• AIM: Without the pictures, can you quote each line below exactly?

• DATA EXTRACT:
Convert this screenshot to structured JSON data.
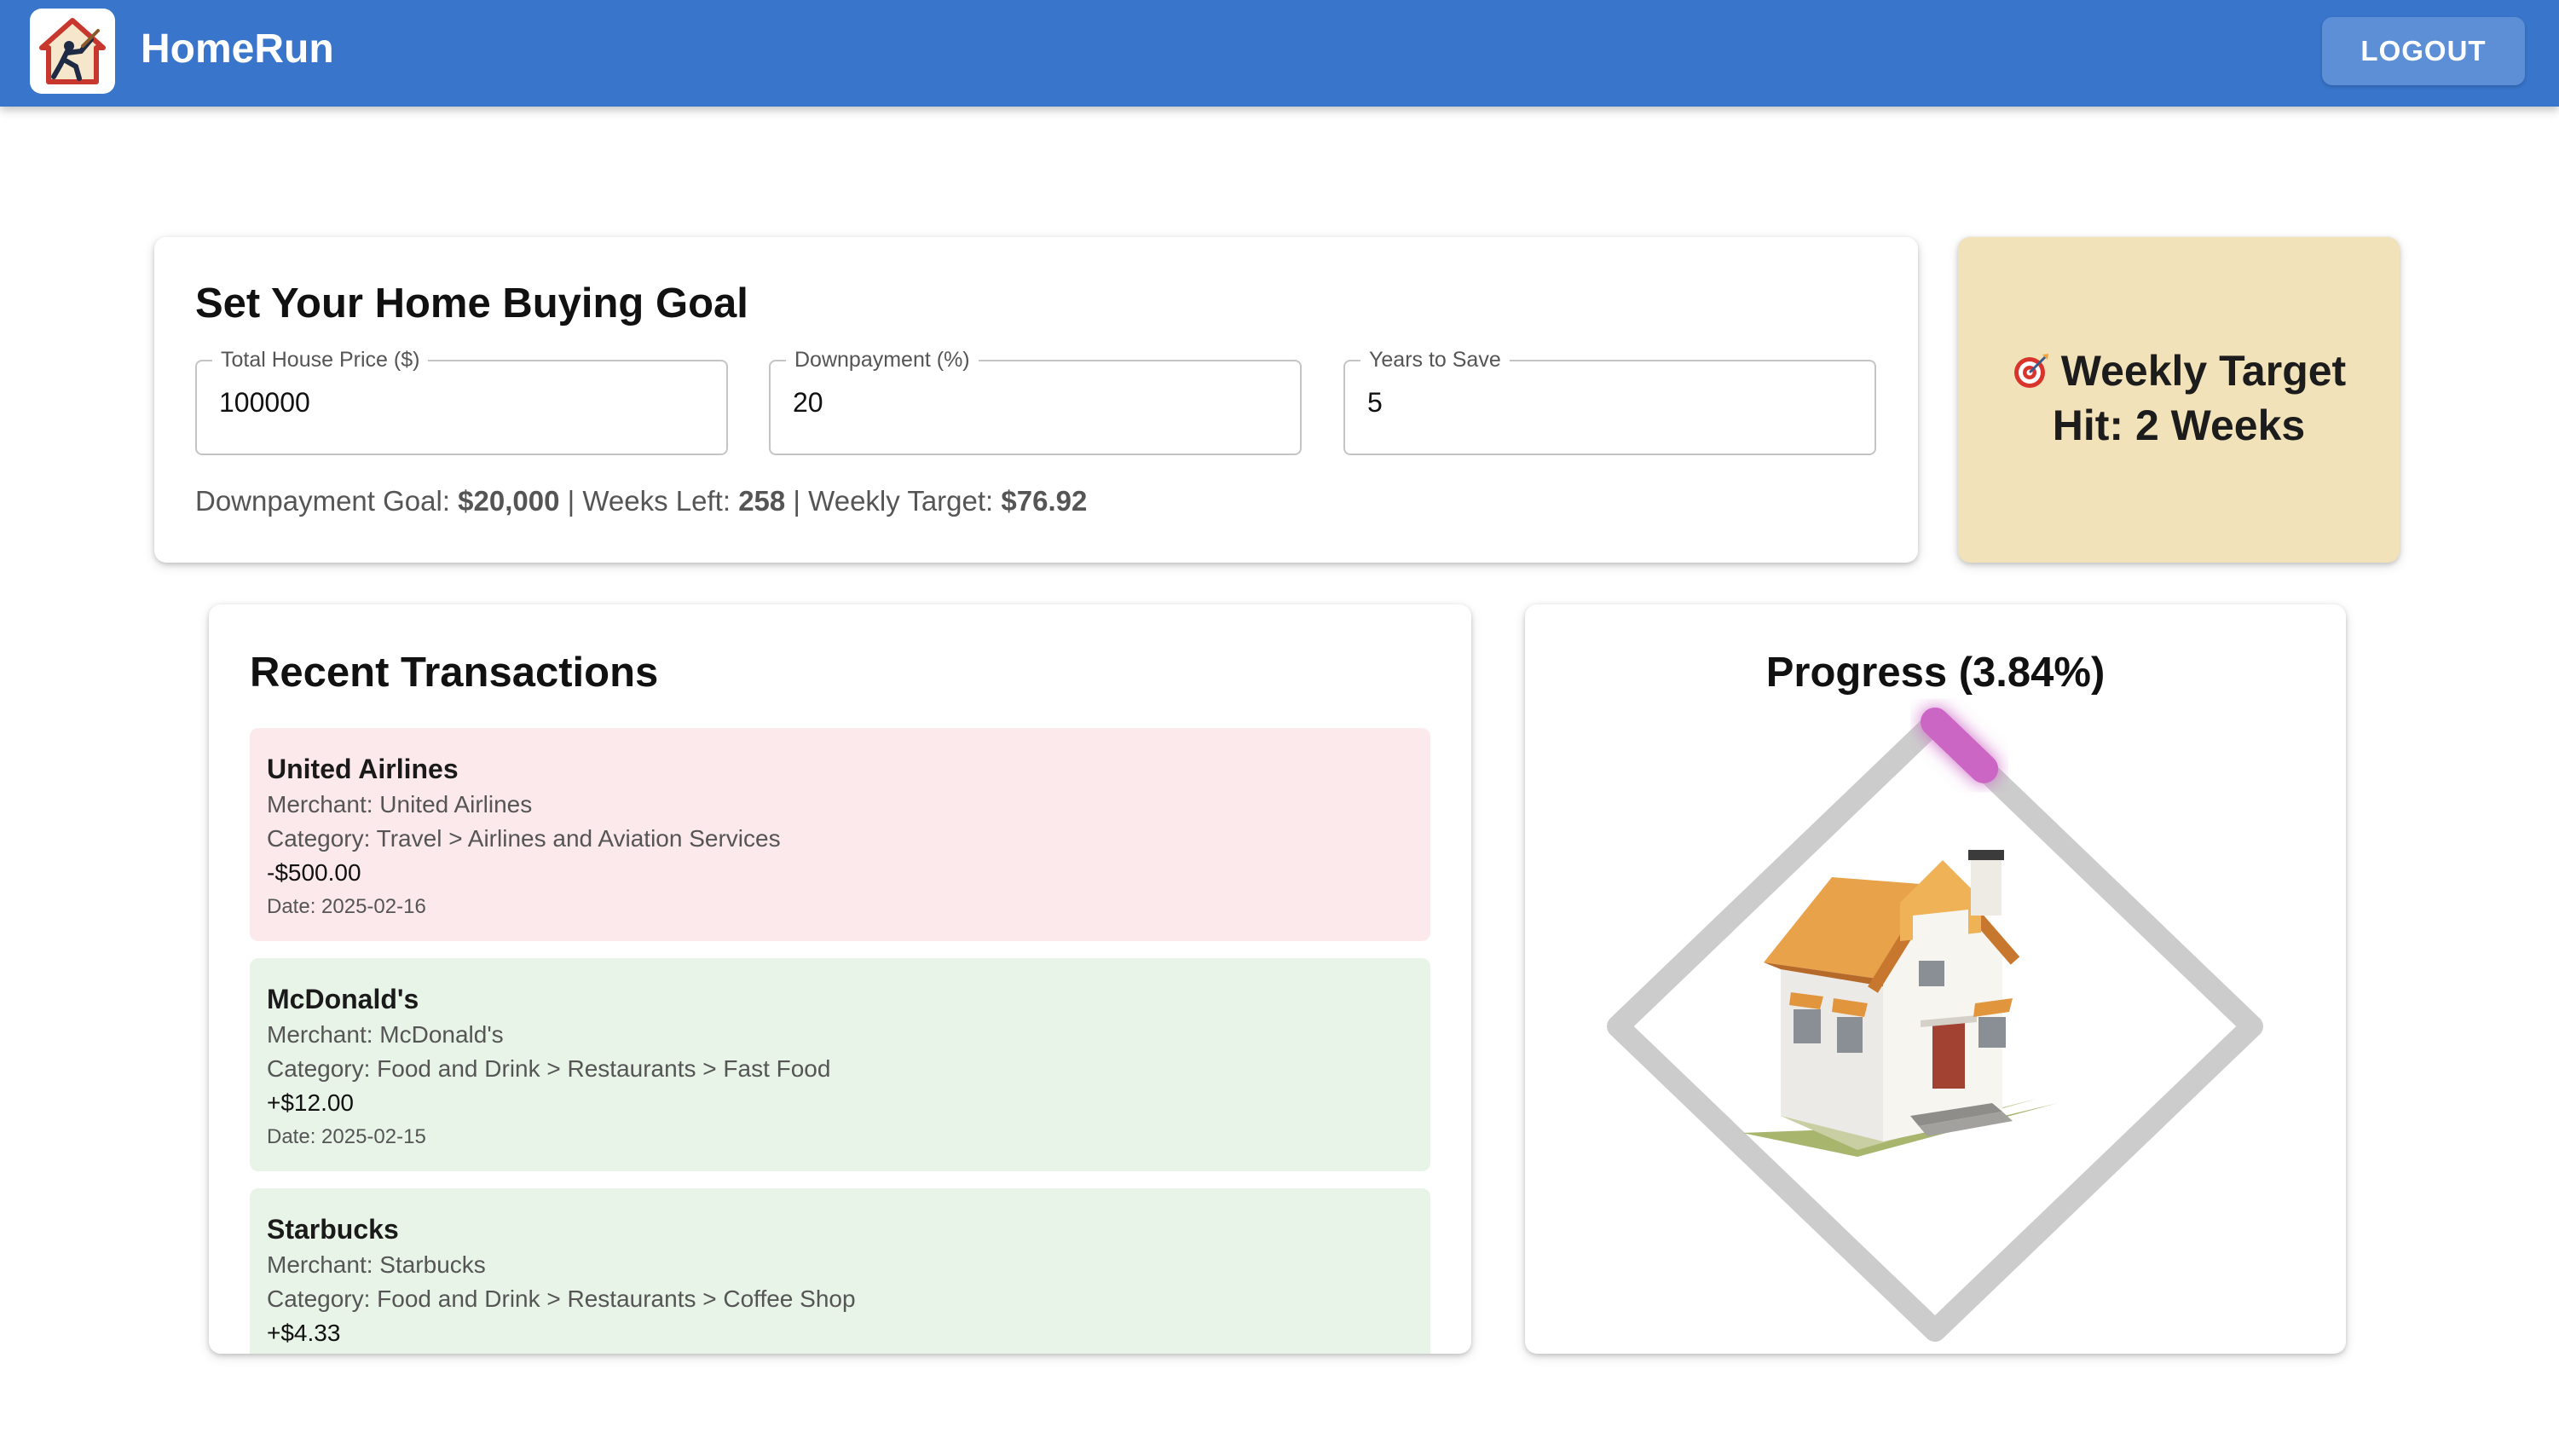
{
  "app": {
    "title": "HomeRun",
    "logout_label": "LOGOUT"
  },
  "goal": {
    "title": "Set Your Home Buying Goal",
    "fields": [
      {
        "label": "Total House Price ($)",
        "value": "100000"
      },
      {
        "label": "Downpayment (%)",
        "value": "20"
      },
      {
        "label": "Years to Save",
        "value": "5"
      }
    ],
    "summary": {
      "goal_label": "Downpayment Goal:",
      "goal_value": "$20,000",
      "sep1": " | ",
      "weeks_label": "Weeks Left:",
      "weeks_value": "258",
      "sep2": " | ",
      "weekly_label": "Weekly Target:",
      "weekly_value": "$76.92"
    }
  },
  "target": {
    "icon": "dart-target-icon",
    "line1": "Weekly Target",
    "line2": "Hit: 2 Weeks"
  },
  "transactions": {
    "title": "Recent Transactions",
    "items": [
      {
        "name": "United Airlines",
        "merchant": "Merchant: United Airlines",
        "category": "Category: Travel > Airlines and Aviation Services",
        "amount": "-$500.00",
        "date": "Date: 2025-02-16",
        "type": "debit"
      },
      {
        "name": "McDonald's",
        "merchant": "Merchant: McDonald's",
        "category": "Category: Food and Drink > Restaurants > Fast Food",
        "amount": "+$12.00",
        "date": "Date: 2025-02-15",
        "type": "credit"
      },
      {
        "name": "Starbucks",
        "merchant": "Merchant: Starbucks",
        "category": "Category: Food and Drink > Restaurants > Coffee Shop",
        "amount": "+$4.33",
        "date": "",
        "type": "credit"
      }
    ]
  },
  "progress": {
    "title": "Progress (3.84%)",
    "percent": 3.84,
    "track_color": "#cccccc",
    "fill_color": "#cc66c4",
    "center_image": "house-illustration"
  },
  "colors": {
    "appbar": "#3875cb",
    "target_card": "#f2e2b9",
    "debit_bg": "#fce9ec",
    "credit_bg": "#e8f4e7"
  }
}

• THE OUTPUT:
Convert this screenshot to structured JSON data.
{
  "app": {
    "title": "HomeRun",
    "logout_label": "LOGOUT"
  },
  "goal": {
    "title": "Set Your Home Buying Goal",
    "fields": [
      {
        "label": "Total House Price ($)",
        "value": "100000"
      },
      {
        "label": "Downpayment (%)",
        "value": "20"
      },
      {
        "label": "Years to Save",
        "value": "5"
      }
    ],
    "summary": {
      "goal_label": "Downpayment Goal:",
      "goal_value": "$20,000",
      "sep1": " | ",
      "weeks_label": "Weeks Left:",
      "weeks_value": "258",
      "sep2": " | ",
      "weekly_label": "Weekly Target:",
      "weekly_value": "$76.92"
    }
  },
  "target": {
    "icon": "dart-target-icon",
    "line1": "Weekly Target",
    "line2": "Hit: 2 Weeks"
  },
  "transactions": {
    "title": "Recent Transactions",
    "items": [
      {
        "name": "United Airlines",
        "merchant": "Merchant: United Airlines",
        "category": "Category: Travel > Airlines and Aviation Services",
        "amount": "-$500.00",
        "date": "Date: 2025-02-16",
        "type": "debit"
      },
      {
        "name": "McDonald's",
        "merchant": "Merchant: McDonald's",
        "category": "Category: Food and Drink > Restaurants > Fast Food",
        "amount": "+$12.00",
        "date": "Date: 2025-02-15",
        "type": "credit"
      },
      {
        "name": "Starbucks",
        "merchant": "Merchant: Starbucks",
        "category": "Category: Food and Drink > Restaurants > Coffee Shop",
        "amount": "+$4.33",
        "date": "",
        "type": "credit"
      }
    ]
  },
  "progress": {
    "title": "Progress (3.84%)",
    "percent": 3.84,
    "track_color": "#cccccc",
    "fill_color": "#cc66c4",
    "center_image": "house-illustration"
  },
  "colors": {
    "appbar": "#3875cb",
    "target_card": "#f2e2b9",
    "debit_bg": "#fce9ec",
    "credit_bg": "#e8f4e7"
  }
}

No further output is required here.